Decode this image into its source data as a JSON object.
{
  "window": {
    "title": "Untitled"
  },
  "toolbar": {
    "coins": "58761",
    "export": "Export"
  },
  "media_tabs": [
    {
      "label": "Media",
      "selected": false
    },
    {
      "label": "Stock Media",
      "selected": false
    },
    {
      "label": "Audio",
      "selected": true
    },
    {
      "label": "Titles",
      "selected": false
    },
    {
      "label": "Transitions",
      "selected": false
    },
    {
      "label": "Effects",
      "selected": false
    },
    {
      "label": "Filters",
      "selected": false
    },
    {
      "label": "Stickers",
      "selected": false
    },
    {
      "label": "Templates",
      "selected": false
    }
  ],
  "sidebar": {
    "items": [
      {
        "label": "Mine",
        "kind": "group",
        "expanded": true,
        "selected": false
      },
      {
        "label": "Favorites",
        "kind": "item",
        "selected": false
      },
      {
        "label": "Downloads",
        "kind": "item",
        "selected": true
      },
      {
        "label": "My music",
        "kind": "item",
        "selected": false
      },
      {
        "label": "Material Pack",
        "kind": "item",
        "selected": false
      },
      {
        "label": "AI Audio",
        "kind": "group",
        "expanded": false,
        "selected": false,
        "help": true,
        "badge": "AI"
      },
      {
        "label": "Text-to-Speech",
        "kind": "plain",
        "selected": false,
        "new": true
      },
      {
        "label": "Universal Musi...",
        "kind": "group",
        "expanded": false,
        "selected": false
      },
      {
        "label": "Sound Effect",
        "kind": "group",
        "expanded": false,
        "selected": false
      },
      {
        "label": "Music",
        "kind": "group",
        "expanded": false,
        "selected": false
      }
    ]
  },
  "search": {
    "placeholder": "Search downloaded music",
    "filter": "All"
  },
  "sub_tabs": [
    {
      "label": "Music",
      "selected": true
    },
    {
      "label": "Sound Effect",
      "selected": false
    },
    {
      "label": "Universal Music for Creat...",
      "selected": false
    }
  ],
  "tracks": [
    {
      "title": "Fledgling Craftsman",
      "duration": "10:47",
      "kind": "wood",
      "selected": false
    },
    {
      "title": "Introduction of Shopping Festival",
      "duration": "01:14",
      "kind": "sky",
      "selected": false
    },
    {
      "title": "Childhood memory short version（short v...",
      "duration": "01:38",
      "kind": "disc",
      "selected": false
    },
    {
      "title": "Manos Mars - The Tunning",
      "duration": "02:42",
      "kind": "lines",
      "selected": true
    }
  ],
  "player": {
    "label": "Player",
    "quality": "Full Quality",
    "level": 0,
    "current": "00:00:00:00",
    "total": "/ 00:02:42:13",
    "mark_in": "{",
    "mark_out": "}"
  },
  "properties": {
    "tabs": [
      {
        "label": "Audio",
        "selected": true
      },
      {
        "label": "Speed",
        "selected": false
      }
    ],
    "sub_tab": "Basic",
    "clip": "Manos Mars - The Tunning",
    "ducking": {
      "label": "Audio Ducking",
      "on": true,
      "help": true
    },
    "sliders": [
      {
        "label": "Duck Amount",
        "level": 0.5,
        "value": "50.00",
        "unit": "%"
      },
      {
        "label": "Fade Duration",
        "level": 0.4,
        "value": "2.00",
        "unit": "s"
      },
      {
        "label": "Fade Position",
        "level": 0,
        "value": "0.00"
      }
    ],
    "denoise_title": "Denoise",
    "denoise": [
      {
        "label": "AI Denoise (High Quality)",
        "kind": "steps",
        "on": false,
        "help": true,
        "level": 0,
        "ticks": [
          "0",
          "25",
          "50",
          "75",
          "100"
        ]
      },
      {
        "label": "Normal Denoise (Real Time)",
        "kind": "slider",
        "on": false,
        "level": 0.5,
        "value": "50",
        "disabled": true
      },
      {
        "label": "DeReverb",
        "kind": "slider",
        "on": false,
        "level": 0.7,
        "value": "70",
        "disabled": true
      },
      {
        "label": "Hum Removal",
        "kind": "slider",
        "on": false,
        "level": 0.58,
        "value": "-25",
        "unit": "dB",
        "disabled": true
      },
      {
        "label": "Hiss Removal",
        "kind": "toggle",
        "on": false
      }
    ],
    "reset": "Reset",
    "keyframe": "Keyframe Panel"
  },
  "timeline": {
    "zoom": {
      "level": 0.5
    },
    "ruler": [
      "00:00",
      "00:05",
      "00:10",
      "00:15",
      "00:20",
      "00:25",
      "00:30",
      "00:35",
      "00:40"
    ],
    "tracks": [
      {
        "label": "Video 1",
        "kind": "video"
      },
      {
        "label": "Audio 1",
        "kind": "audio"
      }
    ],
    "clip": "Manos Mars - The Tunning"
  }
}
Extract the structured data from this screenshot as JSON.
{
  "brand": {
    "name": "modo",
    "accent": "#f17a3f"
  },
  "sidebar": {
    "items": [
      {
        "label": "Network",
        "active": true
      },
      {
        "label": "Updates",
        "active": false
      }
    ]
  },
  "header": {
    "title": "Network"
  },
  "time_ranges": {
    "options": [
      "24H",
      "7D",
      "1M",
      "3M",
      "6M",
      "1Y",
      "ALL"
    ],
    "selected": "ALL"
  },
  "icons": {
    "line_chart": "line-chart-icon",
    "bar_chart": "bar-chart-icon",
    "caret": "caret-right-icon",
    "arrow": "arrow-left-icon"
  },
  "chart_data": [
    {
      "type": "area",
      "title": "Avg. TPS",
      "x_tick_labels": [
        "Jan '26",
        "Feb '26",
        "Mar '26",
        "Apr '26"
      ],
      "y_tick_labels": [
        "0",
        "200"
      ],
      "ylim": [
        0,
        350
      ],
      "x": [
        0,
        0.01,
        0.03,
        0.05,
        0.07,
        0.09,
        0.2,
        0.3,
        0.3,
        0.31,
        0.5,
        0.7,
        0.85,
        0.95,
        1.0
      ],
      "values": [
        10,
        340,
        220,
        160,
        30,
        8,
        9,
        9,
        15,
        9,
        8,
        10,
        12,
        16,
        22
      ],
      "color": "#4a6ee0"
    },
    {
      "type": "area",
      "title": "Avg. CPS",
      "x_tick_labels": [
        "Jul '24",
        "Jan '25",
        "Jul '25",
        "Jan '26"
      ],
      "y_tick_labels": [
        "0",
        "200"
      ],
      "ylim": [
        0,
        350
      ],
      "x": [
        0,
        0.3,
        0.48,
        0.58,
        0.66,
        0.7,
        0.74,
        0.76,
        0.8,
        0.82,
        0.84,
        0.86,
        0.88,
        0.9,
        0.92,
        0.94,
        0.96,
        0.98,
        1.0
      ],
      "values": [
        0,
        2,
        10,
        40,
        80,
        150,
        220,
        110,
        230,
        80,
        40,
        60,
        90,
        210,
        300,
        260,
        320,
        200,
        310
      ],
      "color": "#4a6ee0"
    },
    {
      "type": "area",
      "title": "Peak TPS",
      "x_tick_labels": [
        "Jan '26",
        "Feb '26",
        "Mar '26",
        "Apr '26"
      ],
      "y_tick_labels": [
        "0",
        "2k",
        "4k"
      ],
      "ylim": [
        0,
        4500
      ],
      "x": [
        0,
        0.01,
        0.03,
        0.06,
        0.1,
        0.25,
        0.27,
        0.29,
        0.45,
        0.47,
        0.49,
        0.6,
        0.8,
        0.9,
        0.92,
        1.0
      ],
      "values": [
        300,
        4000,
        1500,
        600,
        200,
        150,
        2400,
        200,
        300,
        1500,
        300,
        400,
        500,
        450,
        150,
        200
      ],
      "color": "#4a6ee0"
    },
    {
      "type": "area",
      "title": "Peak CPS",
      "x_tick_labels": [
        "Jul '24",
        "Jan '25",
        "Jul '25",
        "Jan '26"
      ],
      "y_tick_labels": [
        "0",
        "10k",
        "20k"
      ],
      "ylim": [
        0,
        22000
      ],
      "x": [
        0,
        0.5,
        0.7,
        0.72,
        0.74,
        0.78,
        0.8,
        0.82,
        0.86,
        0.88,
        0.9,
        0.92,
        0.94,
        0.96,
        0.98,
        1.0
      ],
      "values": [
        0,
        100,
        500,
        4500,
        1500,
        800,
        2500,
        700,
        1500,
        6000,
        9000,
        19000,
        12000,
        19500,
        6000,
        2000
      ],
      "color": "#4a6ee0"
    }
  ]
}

-------

#### WHAT IS EXPECTED:
Give only the number of lines in the records that contain the string "JSON".

#### EXPECTED OUTPUT:
2